Items from a data source:
# # #

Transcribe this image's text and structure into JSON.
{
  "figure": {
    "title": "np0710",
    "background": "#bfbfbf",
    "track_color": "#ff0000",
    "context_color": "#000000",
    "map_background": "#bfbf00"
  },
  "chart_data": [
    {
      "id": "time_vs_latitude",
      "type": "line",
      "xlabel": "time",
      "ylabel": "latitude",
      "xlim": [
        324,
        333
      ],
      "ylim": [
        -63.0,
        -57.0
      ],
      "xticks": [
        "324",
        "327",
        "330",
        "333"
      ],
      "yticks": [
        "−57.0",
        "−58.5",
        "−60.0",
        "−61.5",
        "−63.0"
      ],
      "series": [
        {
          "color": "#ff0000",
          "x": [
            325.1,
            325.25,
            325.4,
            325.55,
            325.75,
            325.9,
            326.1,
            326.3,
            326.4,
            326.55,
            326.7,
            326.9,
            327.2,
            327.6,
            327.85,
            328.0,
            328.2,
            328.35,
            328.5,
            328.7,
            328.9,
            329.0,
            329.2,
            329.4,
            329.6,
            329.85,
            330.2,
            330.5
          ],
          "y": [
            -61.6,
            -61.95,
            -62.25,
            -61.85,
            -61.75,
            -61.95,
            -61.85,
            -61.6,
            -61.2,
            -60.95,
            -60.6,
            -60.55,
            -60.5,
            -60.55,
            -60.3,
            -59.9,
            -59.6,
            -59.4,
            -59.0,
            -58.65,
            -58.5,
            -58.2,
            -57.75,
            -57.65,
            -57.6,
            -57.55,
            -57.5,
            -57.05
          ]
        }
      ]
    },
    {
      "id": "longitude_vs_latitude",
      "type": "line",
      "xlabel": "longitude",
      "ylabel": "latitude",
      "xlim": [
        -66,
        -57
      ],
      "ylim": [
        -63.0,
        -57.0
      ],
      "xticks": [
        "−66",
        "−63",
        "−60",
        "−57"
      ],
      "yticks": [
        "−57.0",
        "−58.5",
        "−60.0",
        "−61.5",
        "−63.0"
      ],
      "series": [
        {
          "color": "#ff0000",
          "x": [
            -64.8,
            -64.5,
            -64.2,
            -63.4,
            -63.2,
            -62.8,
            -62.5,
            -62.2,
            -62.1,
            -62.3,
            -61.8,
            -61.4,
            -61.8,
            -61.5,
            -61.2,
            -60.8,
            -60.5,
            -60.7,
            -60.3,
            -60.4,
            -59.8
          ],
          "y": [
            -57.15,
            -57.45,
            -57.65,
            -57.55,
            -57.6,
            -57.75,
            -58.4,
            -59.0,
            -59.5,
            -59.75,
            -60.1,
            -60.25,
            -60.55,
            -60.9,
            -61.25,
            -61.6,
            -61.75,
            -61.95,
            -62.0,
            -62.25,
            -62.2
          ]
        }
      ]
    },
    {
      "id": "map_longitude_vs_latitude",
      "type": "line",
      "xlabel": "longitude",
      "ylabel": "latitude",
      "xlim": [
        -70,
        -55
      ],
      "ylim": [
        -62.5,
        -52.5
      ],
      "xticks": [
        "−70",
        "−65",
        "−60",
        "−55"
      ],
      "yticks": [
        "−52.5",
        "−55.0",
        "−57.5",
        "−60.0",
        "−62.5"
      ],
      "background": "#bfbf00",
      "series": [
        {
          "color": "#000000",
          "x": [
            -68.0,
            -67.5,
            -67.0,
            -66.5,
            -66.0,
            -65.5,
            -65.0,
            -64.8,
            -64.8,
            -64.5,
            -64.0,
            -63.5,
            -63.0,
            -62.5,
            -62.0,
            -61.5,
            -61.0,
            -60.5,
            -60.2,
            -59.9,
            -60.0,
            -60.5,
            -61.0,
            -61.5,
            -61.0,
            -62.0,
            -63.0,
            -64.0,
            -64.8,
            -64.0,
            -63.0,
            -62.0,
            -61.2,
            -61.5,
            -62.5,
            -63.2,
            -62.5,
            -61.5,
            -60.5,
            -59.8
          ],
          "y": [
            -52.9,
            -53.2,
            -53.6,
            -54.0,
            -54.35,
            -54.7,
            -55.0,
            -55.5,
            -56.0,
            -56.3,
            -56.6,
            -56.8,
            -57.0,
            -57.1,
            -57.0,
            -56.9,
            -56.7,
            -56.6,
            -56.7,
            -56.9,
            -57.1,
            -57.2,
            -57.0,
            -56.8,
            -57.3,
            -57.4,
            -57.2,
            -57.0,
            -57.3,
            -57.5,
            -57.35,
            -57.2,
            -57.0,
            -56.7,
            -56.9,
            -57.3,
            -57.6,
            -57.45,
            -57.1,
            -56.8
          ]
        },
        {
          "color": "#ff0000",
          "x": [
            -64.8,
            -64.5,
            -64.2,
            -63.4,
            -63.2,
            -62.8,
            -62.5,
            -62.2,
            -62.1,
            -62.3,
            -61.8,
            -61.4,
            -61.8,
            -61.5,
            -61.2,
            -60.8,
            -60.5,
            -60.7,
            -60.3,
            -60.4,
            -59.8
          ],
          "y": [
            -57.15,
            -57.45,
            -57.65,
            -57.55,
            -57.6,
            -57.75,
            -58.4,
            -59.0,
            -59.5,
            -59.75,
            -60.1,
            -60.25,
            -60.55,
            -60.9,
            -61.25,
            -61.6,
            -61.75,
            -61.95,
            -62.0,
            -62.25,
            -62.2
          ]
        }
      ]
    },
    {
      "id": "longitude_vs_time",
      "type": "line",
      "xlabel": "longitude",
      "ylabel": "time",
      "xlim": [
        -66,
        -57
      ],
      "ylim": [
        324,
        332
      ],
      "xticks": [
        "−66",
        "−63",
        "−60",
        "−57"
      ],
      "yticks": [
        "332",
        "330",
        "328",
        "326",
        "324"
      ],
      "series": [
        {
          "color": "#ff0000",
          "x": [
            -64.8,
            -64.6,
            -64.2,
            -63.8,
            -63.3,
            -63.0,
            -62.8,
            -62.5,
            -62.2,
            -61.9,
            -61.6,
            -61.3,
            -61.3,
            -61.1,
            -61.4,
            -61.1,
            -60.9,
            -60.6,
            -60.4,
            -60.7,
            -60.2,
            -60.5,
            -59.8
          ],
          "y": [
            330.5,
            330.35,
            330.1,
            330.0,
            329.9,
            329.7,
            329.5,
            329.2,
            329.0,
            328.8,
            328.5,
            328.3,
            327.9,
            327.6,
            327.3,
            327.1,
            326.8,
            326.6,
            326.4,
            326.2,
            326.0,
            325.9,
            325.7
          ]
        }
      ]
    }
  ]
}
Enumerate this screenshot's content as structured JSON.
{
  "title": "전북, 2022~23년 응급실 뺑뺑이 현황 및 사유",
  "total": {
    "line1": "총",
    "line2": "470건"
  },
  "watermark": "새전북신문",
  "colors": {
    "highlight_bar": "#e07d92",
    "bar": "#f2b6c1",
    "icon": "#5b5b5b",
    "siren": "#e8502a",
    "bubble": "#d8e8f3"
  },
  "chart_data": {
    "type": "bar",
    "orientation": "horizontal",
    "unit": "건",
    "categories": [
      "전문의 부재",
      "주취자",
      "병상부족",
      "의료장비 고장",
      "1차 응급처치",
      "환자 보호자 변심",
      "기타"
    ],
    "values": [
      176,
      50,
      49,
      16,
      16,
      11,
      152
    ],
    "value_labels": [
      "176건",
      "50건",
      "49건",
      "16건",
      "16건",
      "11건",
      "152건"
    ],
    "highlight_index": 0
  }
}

# # #

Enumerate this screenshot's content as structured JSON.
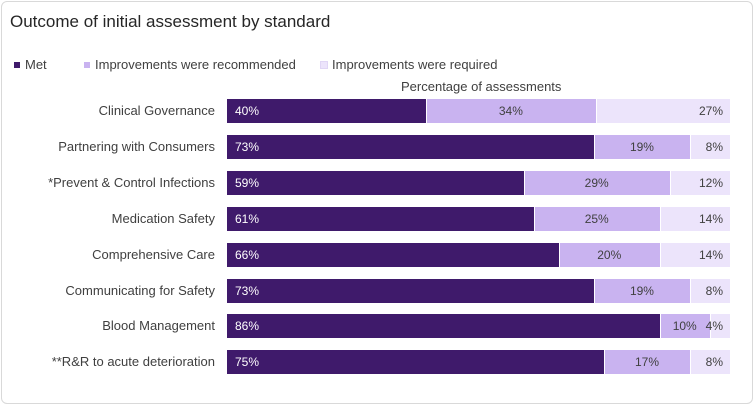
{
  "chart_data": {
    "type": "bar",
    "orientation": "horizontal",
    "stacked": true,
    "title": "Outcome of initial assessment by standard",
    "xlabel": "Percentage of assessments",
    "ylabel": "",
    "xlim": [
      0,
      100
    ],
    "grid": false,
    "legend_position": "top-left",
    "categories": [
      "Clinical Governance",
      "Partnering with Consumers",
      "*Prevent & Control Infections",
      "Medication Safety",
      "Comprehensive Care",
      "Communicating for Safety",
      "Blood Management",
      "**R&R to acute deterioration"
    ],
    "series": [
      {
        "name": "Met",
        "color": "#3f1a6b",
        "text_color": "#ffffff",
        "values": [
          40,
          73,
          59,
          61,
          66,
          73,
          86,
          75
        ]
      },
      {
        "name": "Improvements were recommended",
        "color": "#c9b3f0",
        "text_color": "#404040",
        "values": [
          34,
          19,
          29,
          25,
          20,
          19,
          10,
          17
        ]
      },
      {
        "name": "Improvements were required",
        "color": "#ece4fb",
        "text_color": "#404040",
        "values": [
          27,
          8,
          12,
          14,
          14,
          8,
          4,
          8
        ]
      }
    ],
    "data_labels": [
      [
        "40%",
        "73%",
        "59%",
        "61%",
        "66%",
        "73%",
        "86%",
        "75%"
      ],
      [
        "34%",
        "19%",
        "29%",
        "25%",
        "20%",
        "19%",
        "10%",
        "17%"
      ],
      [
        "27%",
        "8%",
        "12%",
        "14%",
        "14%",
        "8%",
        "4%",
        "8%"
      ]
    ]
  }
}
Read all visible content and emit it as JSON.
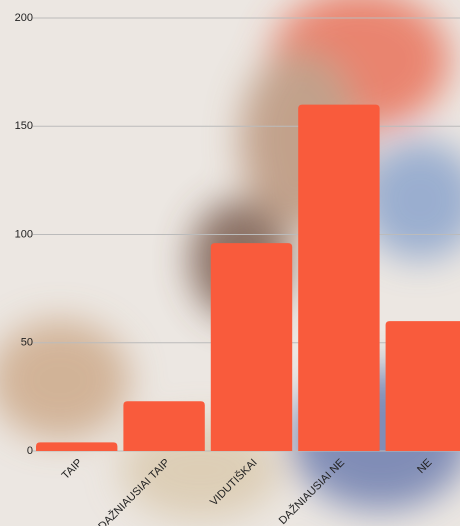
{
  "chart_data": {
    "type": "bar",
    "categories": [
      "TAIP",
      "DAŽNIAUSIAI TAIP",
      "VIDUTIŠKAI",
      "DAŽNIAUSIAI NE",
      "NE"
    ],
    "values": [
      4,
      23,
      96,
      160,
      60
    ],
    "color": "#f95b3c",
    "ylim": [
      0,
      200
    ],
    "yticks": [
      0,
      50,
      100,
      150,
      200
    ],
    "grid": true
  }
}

# # #

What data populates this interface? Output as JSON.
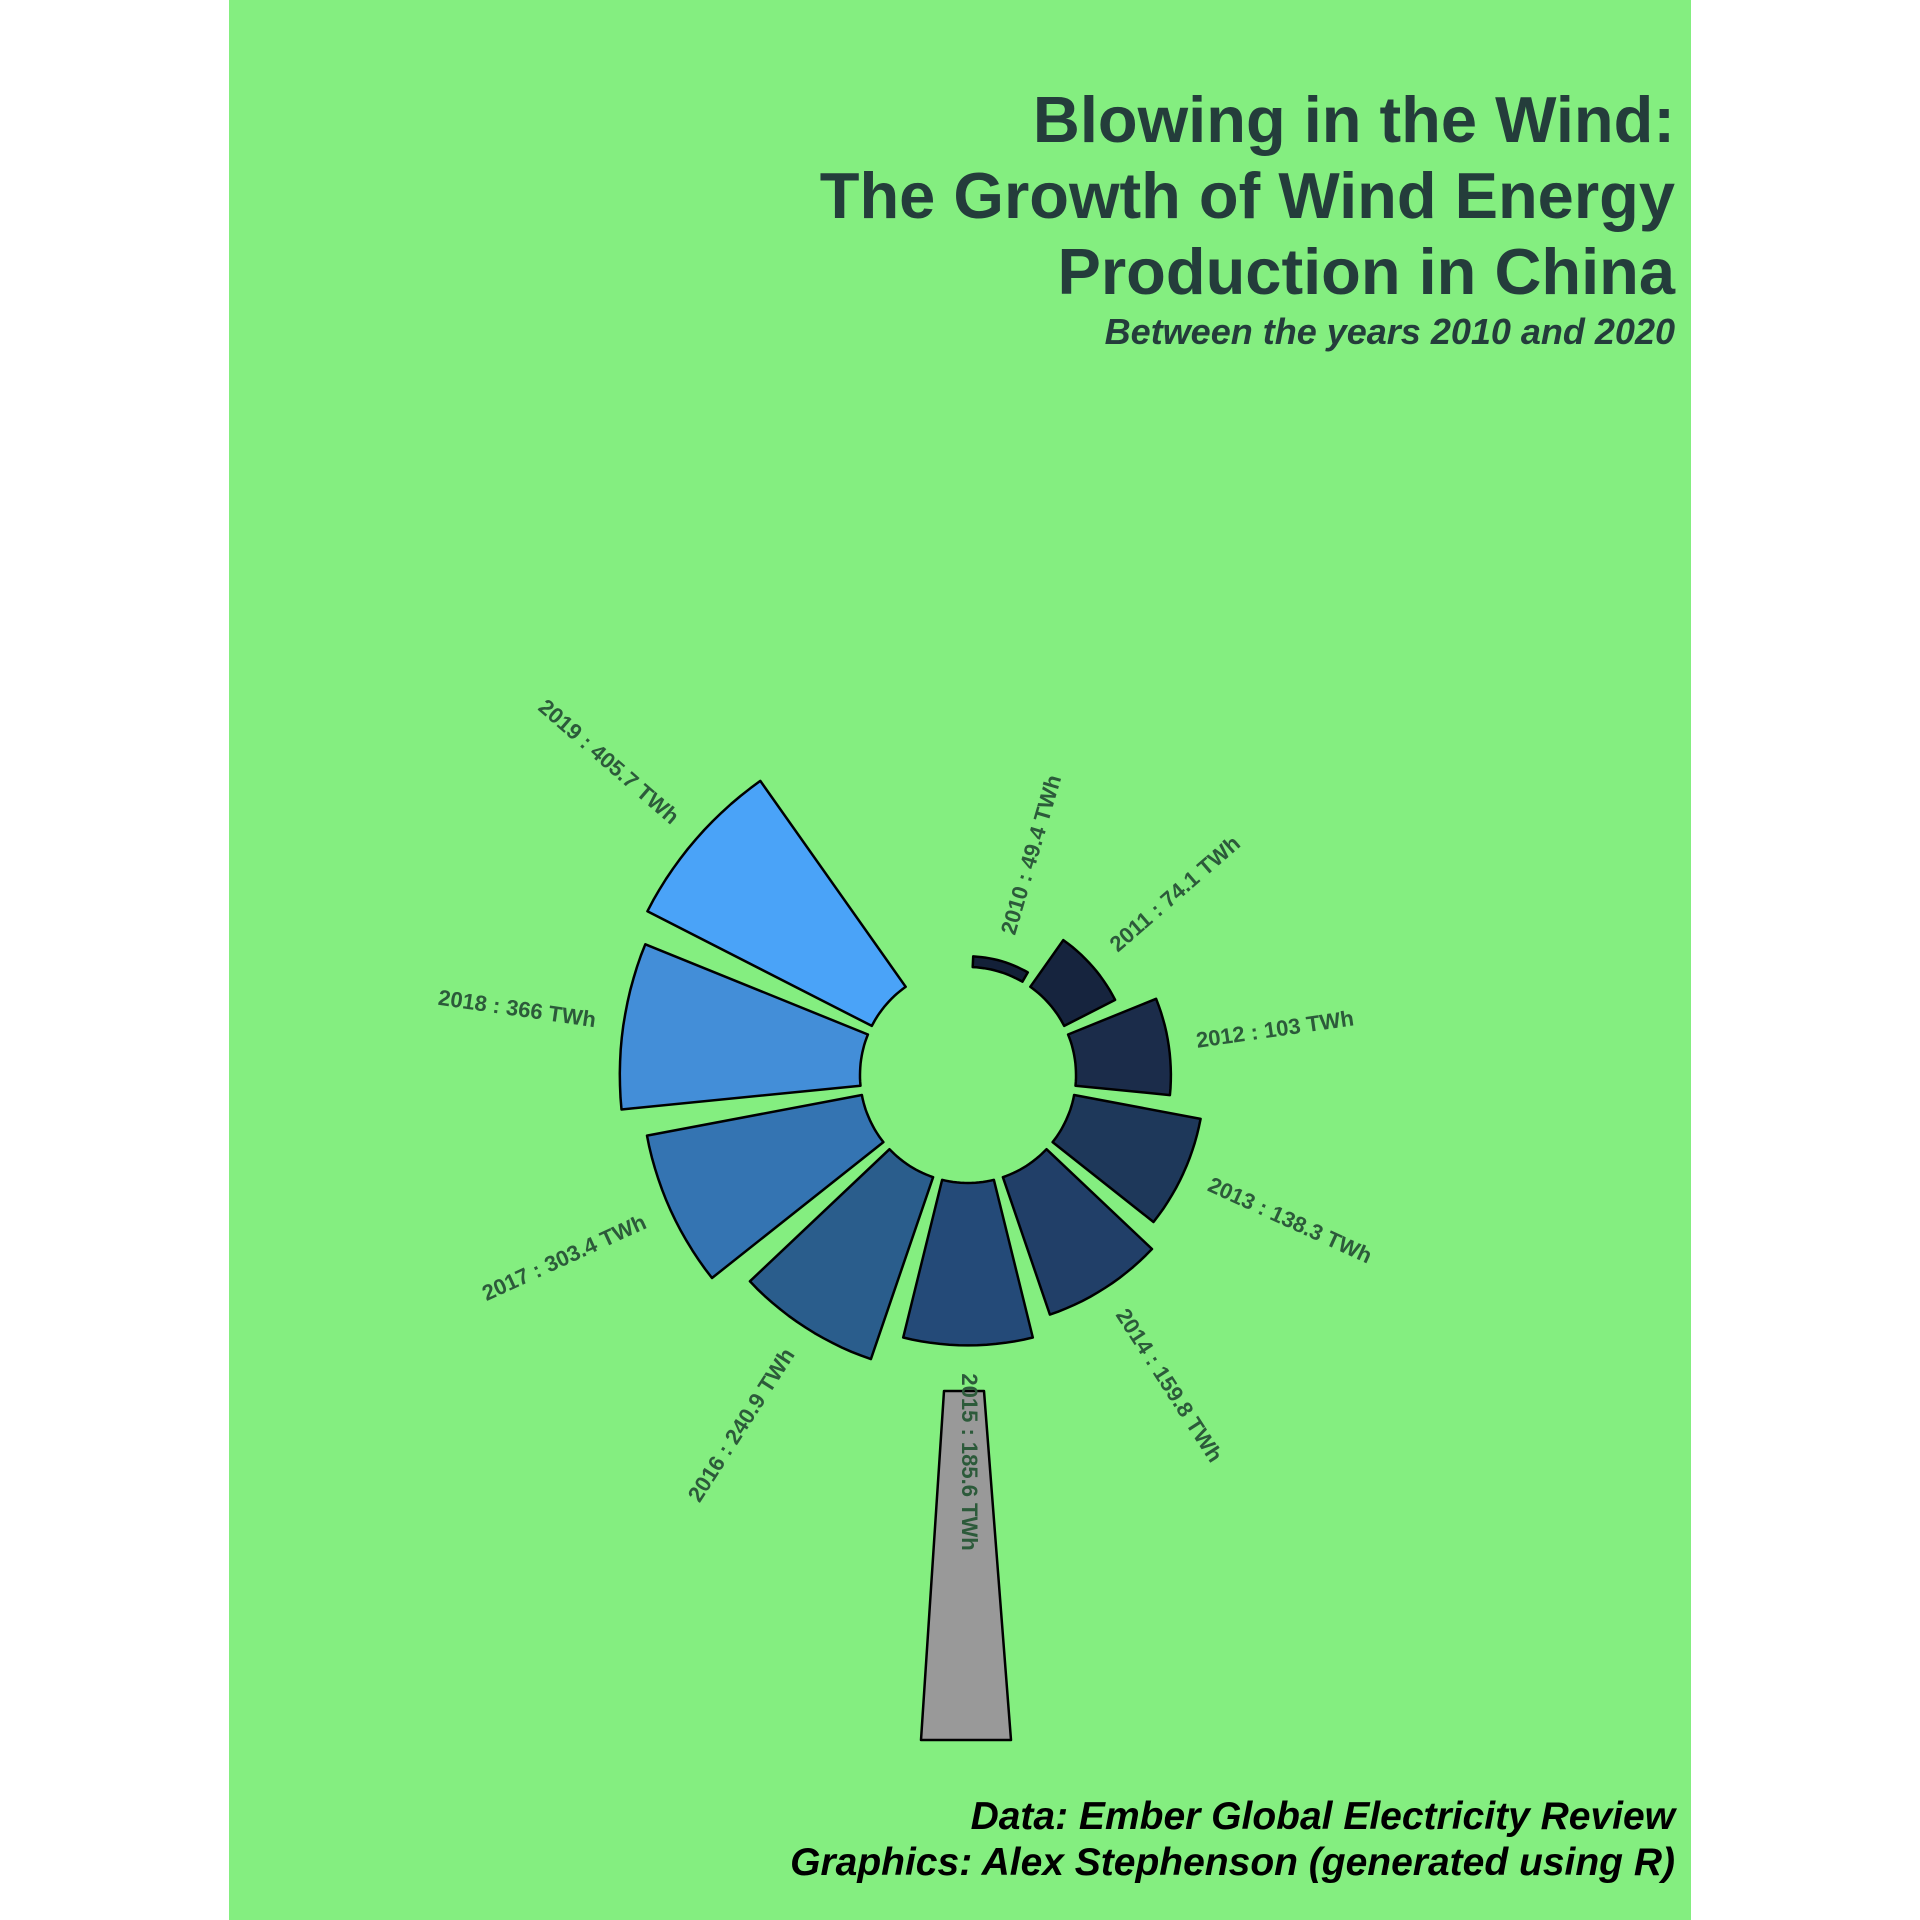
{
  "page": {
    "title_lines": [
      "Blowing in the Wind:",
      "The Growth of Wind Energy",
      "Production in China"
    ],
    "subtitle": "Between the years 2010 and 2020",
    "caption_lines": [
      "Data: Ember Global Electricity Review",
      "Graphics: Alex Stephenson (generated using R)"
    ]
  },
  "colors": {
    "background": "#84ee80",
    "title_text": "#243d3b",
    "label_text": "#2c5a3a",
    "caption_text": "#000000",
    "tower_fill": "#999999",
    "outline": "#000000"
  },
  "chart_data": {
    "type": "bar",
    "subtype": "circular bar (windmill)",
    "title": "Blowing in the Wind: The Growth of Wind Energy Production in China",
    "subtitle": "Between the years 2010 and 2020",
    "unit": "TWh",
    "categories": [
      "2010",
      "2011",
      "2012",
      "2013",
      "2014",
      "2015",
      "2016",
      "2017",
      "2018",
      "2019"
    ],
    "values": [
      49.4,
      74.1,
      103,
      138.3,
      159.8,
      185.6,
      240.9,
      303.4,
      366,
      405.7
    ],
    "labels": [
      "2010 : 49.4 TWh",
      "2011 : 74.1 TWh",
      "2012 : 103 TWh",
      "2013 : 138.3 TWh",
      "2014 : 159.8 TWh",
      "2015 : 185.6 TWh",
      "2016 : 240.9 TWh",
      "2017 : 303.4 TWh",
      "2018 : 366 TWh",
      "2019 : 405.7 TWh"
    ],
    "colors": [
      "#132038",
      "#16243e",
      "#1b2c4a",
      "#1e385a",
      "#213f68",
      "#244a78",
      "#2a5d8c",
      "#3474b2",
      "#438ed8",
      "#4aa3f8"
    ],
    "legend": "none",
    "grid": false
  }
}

# # #

**Problem to solve**
Reply with one number: the count of lines in the entries that include the word "JSON".

**Response to this task**
5